=== To do ===
Pictures appear in the records below; write out everything else exactly.

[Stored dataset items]

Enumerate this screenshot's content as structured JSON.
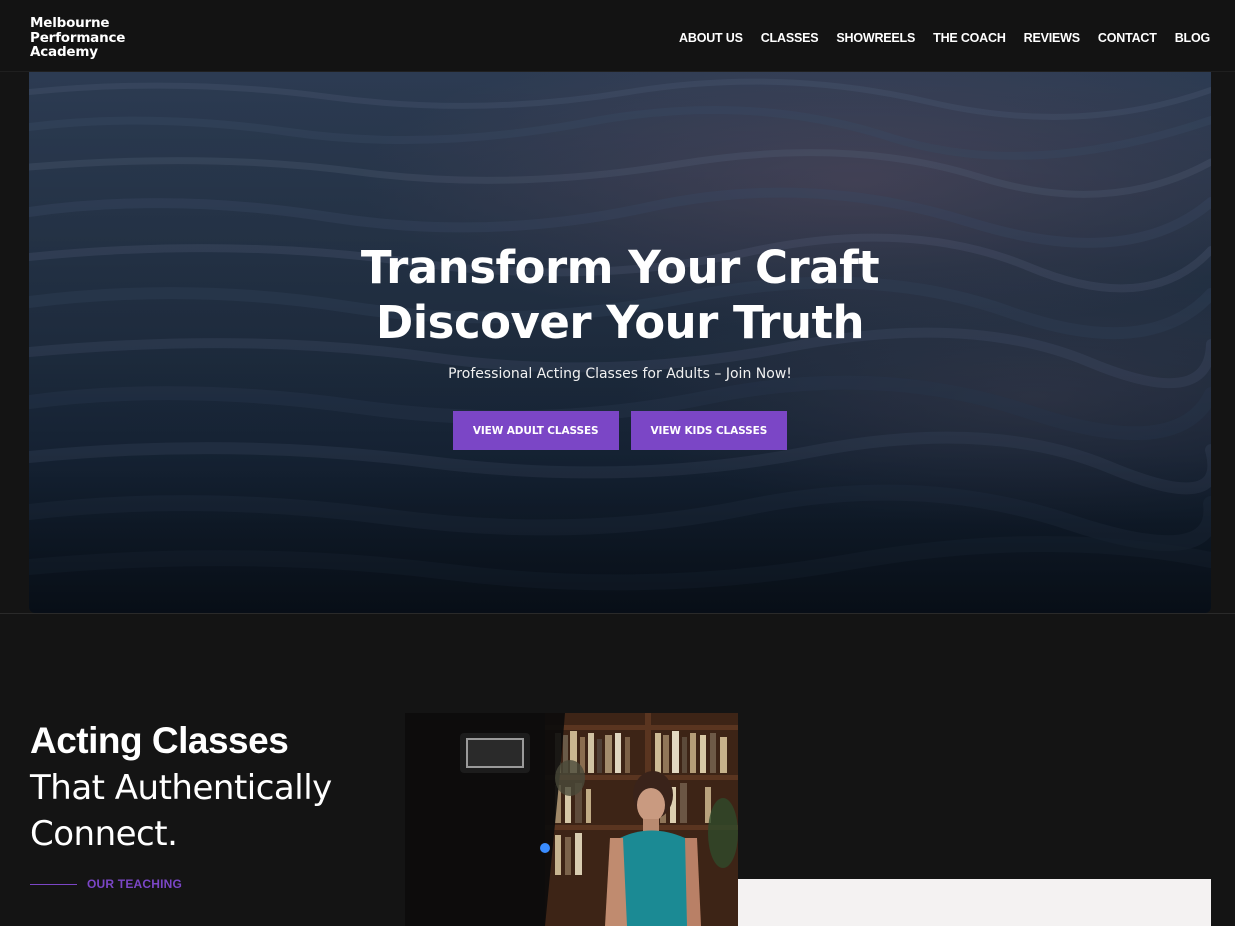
{
  "header": {
    "logo_lines": [
      "Melbourne",
      "Performance",
      "Academy"
    ],
    "nav": [
      "ABOUT US",
      "CLASSES",
      "SHOWREELS",
      "THE COACH",
      "REVIEWS",
      "CONTACT",
      "BLOG"
    ]
  },
  "hero": {
    "title_line1": "Transform Your Craft",
    "title_line2": "Discover Your Truth",
    "subtitle": "Professional Acting Classes for Adults – Join Now!",
    "btn_adult": "VIEW ADULT CLASSES",
    "btn_kids": "VIEW KIDS CLASSES"
  },
  "section": {
    "heading_bold": "Acting Classes",
    "heading_line2": "That Authentically",
    "heading_line3": "Connect.",
    "label": "OUR TEACHING"
  },
  "colors": {
    "accent": "#7b46c6",
    "background": "#141414",
    "card": "#f4f2f2"
  }
}
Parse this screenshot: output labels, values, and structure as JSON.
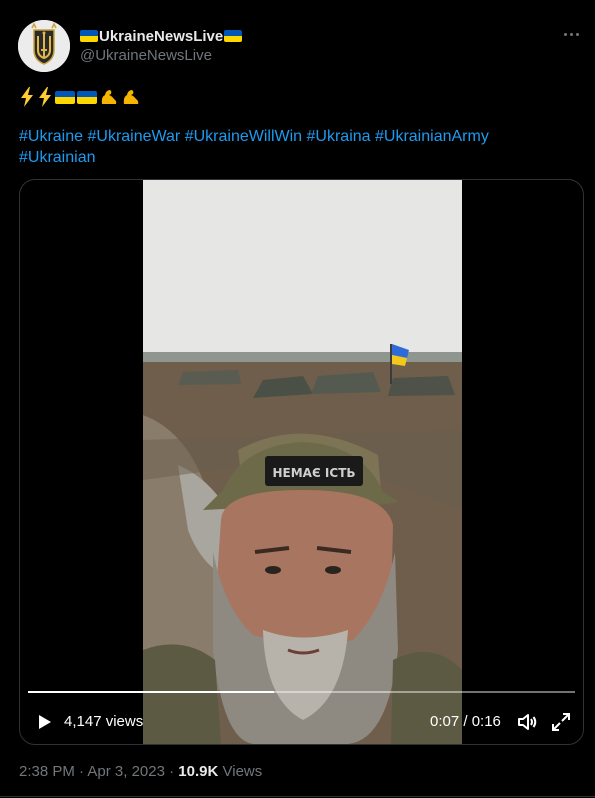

=== Response ===
Enumerate this screenshot's content as structured JSON.
{
  "header": {
    "logo_lines": [
      "Melbourne",
      "Performance",
      "Academy"
    ],
    "nav": [
      "ABOUT US",
      "CLASSES",
      "SHOWREELS",
      "THE COACH",
      "REVIEWS",
      "CONTACT",
      "BLOG"
    ]
  },
  "hero": {
    "title_line1": "Transform Your Craft",
    "title_line2": "Discover Your Truth",
    "subtitle": "Professional Acting Classes for Adults – Join Now!",
    "btn_adult": "VIEW ADULT CLASSES",
    "btn_kids": "VIEW KIDS CLASSES"
  },
  "section": {
    "heading_bold": "Acting Classes",
    "heading_line2": "That Authentically",
    "heading_line3": "Connect.",
    "label": "OUR TEACHING"
  },
  "colors": {
    "accent": "#7b46c6",
    "background": "#141414",
    "card": "#f4f2f2"
  }
}
Parse this screenshot: output labels, values, and structure as JSON.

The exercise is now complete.